--- REQUIREMENTS ---
An exact reproduction of the records is required, with all images left out.

((

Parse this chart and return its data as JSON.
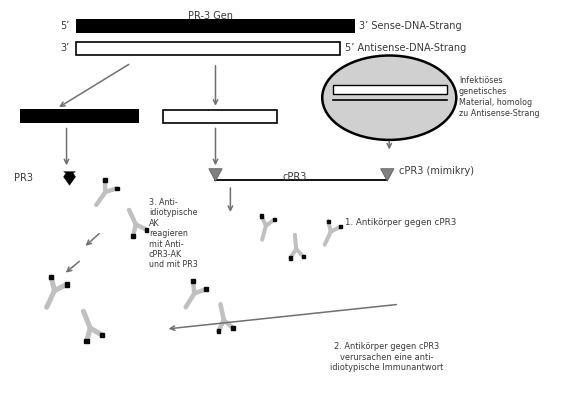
{
  "title": "PR-3 Gen",
  "sense_label_left": "5’",
  "sense_label_right": "3’ Sense-DNA-Strang",
  "antisense_label_left": "3’",
  "antisense_label_right": "5’ Antisense-DNA-Strang",
  "infectious_label": "Infektiöses\ngenetisches\nMaterial, homolog\nzu Antisense-Strang",
  "cpr3_label": "cPR3",
  "cpr3_mimikry_label": "cPR3 (mimikry)",
  "anti1_label": "1. Antikörper gegen cPR3",
  "anti2_label": "2. Antikörper gegen cPR3\nverursachen eine anti-\nidiotypische Immunantwort",
  "anti3_label": "3. Anti-\nidiotypische\nAK\nreagieren\nmit Anti-\ncPR3-AK\nund mit PR3",
  "pr3_label": "PR3",
  "bg_color": "#ffffff",
  "black_color": "#000000",
  "gray_ab": "#c0c0c0",
  "text_color": "#3a3a3a",
  "arrow_color": "#707070",
  "tri_color": "#808080",
  "cell_fill": "#d0d0d0"
}
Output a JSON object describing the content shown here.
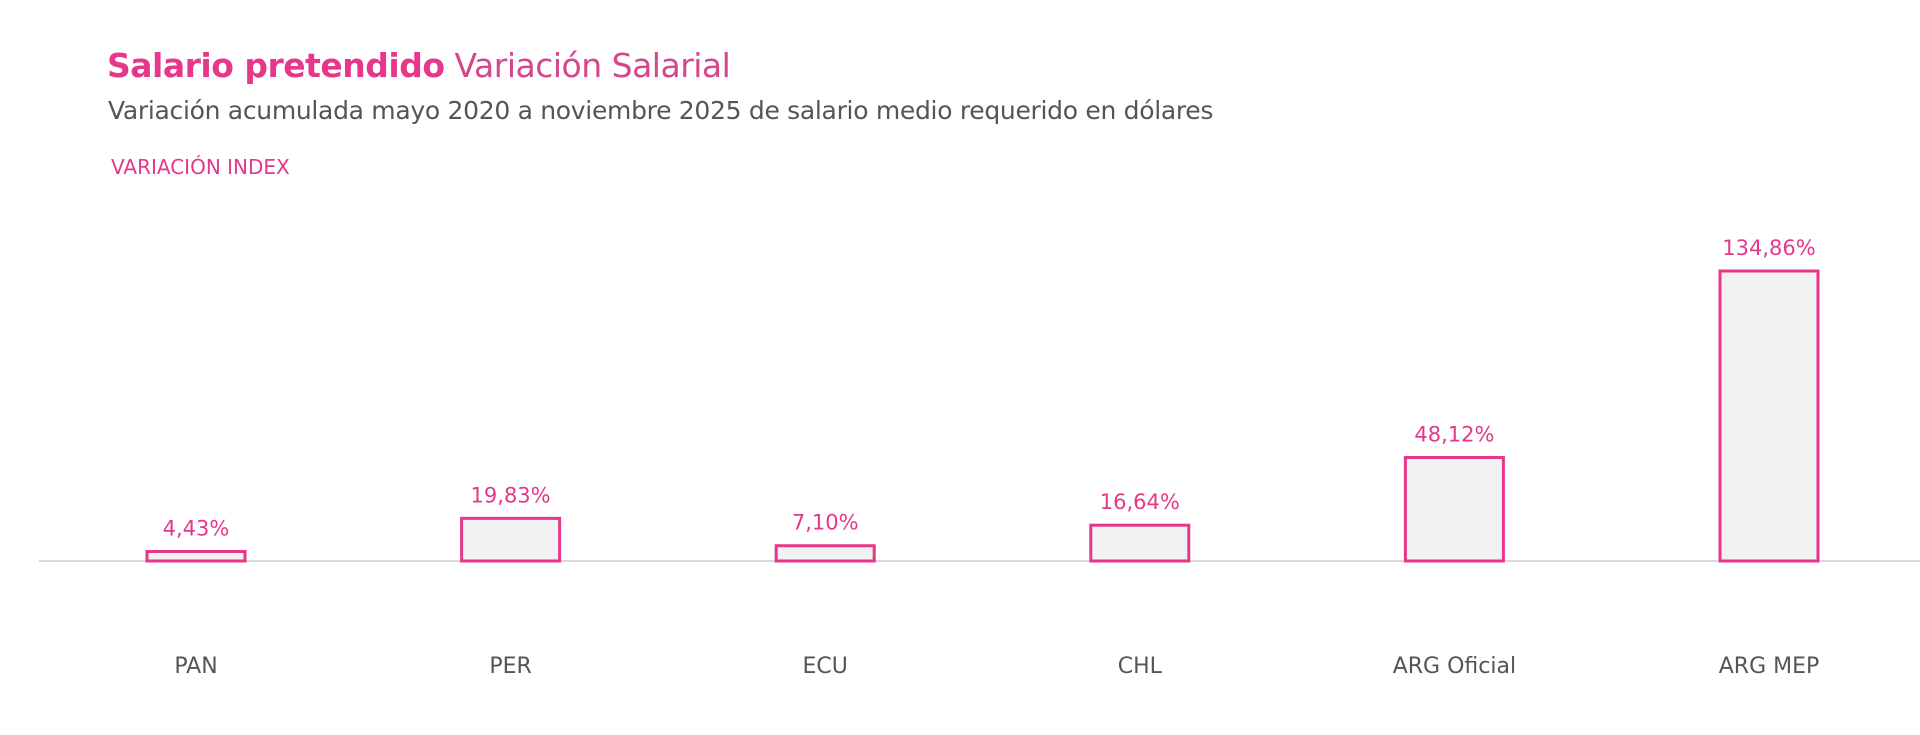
{
  "chart_data": {
    "type": "bar",
    "title_bold": "Salario pretendido",
    "title_light": "Variación Salarial",
    "subtitle": "Variación acumulada mayo 2020 a noviembre 2025 de salario medio requerido en dólares",
    "series_label": "VARIACIÓN INDEX",
    "categories": [
      "PAN",
      "PER",
      "ECU",
      "CHL",
      "ARG Oficial",
      "ARG MEP"
    ],
    "values": [
      4.43,
      19.83,
      7.1,
      16.64,
      48.12,
      134.86
    ],
    "data_labels": [
      "4,43%",
      "19,83%",
      "7,10%",
      "16,64%",
      "48,12%",
      "134,86%"
    ],
    "ylim": [
      0,
      140
    ],
    "grid": false,
    "colors": {
      "accent": "#e6378a",
      "bar_fill": "#f2f2f2",
      "bar_stroke": "#e6378a",
      "axis": "#d9d9d9",
      "category_text": "#555555"
    }
  }
}
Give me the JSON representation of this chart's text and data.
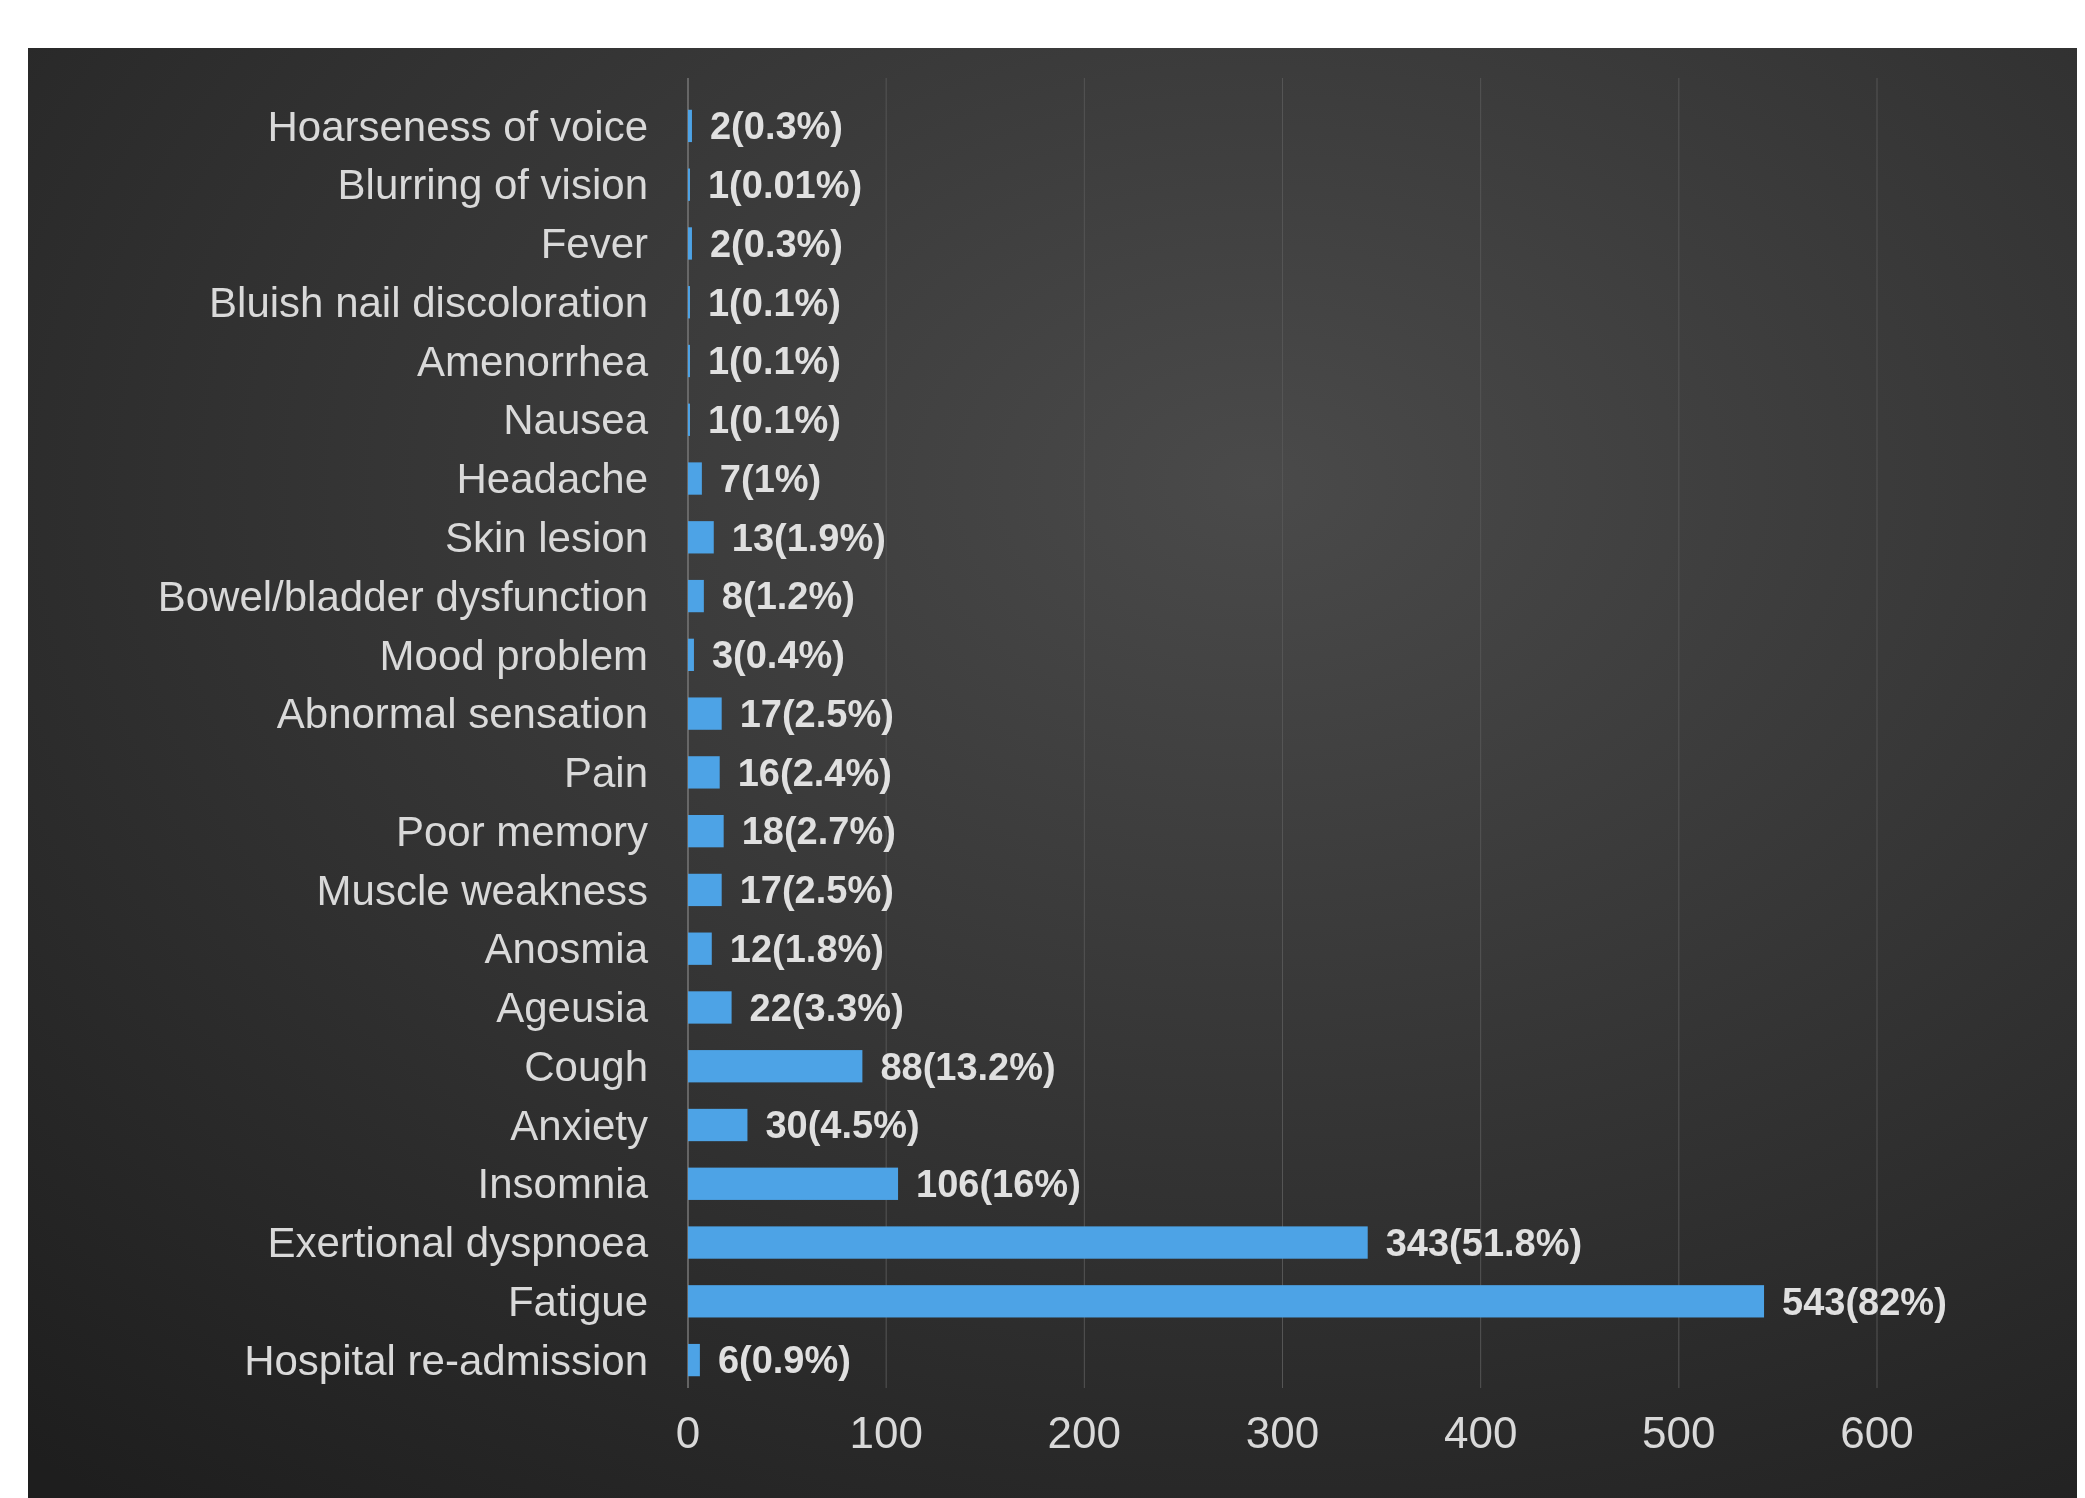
{
  "chart_data": {
    "type": "bar",
    "orientation": "horizontal",
    "categories": [
      "Hoarseness of voice",
      "Blurring of vision",
      "Fever",
      "Bluish nail discoloration",
      "Amenorrhea",
      "Nausea",
      "Headache",
      "Skin lesion",
      "Bowel/bladder dysfunction",
      "Mood problem",
      "Abnormal sensation",
      "Pain",
      "Poor memory",
      "Muscle weakness",
      "Anosmia",
      "Ageusia",
      "Cough",
      "Anxiety",
      "Insomnia",
      "Exertional dyspnoea",
      "Fatigue",
      "Hospital re-admission"
    ],
    "values": [
      2,
      1,
      2,
      1,
      1,
      1,
      7,
      13,
      8,
      3,
      17,
      16,
      18,
      17,
      12,
      22,
      88,
      30,
      106,
      343,
      543,
      6
    ],
    "value_labels": [
      "2(0.3%)",
      "1(0.01%)",
      "2(0.3%)",
      "1(0.1%)",
      "1(0.1%)",
      "1(0.1%)",
      "7(1%)",
      "13(1.9%)",
      "8(1.2%)",
      "3(0.4%)",
      "17(2.5%)",
      "16(2.4%)",
      "18(2.7%)",
      "17(2.5%)",
      "12(1.8%)",
      "22(3.3%)",
      "88(13.2%)",
      "30(4.5%)",
      "106(16%)",
      "343(51.8%)",
      "543(82%)",
      "6(0.9%)"
    ],
    "color": "#4da3e6",
    "xlim": [
      0,
      600
    ],
    "xticks": [
      0,
      100,
      200,
      300,
      400,
      500,
      600
    ],
    "grid": "x"
  }
}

))

--- FINAL RESULT ---
Parse this chart and return its data as JSON.
{
  "title": "PR-3 Gen",
  "sense_label_left": "5’",
  "sense_label_right": "3’ Sense-DNA-Strang",
  "antisense_label_left": "3’",
  "antisense_label_right": "5’ Antisense-DNA-Strang",
  "infectious_label": "Infektiöses\ngenetisches\nMaterial, homolog\nzu Antisense-Strang",
  "cpr3_label": "cPR3",
  "cpr3_mimikry_label": "cPR3 (mimikry)",
  "anti1_label": "1. Antikörper gegen cPR3",
  "anti2_label": "2. Antikörper gegen cPR3\nverursachen eine anti-\nidiotypische Immunantwort",
  "anti3_label": "3. Anti-\nidiotypische\nAK\nreagieren\nmit Anti-\ncPR3-AK\nund mit PR3",
  "pr3_label": "PR3",
  "bg_color": "#ffffff",
  "black_color": "#000000",
  "gray_ab": "#c0c0c0",
  "text_color": "#3a3a3a",
  "arrow_color": "#707070",
  "tri_color": "#808080",
  "cell_fill": "#d0d0d0"
}
Output a JSON object describing the content shown here.
{
  "chart_data": {
    "type": "bar",
    "title_bold": "Salario pretendido",
    "title_light": "Variación Salarial",
    "subtitle": "Variación acumulada mayo 2020 a noviembre 2025 de salario medio requerido en dólares",
    "series_label": "VARIACIÓN INDEX",
    "categories": [
      "PAN",
      "PER",
      "ECU",
      "CHL",
      "ARG Oficial",
      "ARG MEP"
    ],
    "values": [
      4.43,
      19.83,
      7.1,
      16.64,
      48.12,
      134.86
    ],
    "data_labels": [
      "4,43%",
      "19,83%",
      "7,10%",
      "16,64%",
      "48,12%",
      "134,86%"
    ],
    "ylim": [
      0,
      140
    ],
    "grid": false,
    "colors": {
      "accent": "#e6378a",
      "bar_fill": "#f2f2f2",
      "bar_stroke": "#e6378a",
      "axis": "#d9d9d9",
      "category_text": "#555555"
    }
  }
}
Give me the JSON representation of this chart's text and data.
{
  "chart_data": {
    "type": "bar",
    "orientation": "horizontal",
    "categories": [
      "Hoarseness of voice",
      "Blurring of vision",
      "Fever",
      "Bluish nail discoloration",
      "Amenorrhea",
      "Nausea",
      "Headache",
      "Skin lesion",
      "Bowel/bladder dysfunction",
      "Mood problem",
      "Abnormal sensation",
      "Pain",
      "Poor memory",
      "Muscle weakness",
      "Anosmia",
      "Ageusia",
      "Cough",
      "Anxiety",
      "Insomnia",
      "Exertional dyspnoea",
      "Fatigue",
      "Hospital re-admission"
    ],
    "values": [
      2,
      1,
      2,
      1,
      1,
      1,
      7,
      13,
      8,
      3,
      17,
      16,
      18,
      17,
      12,
      22,
      88,
      30,
      106,
      343,
      543,
      6
    ],
    "value_labels": [
      "2(0.3%)",
      "1(0.01%)",
      "2(0.3%)",
      "1(0.1%)",
      "1(0.1%)",
      "1(0.1%)",
      "7(1%)",
      "13(1.9%)",
      "8(1.2%)",
      "3(0.4%)",
      "17(2.5%)",
      "16(2.4%)",
      "18(2.7%)",
      "17(2.5%)",
      "12(1.8%)",
      "22(3.3%)",
      "88(13.2%)",
      "30(4.5%)",
      "106(16%)",
      "343(51.8%)",
      "543(82%)",
      "6(0.9%)"
    ],
    "color": "#4da3e6",
    "xlim": [
      0,
      600
    ],
    "xticks": [
      0,
      100,
      200,
      300,
      400,
      500,
      600
    ],
    "grid": "x"
  }
}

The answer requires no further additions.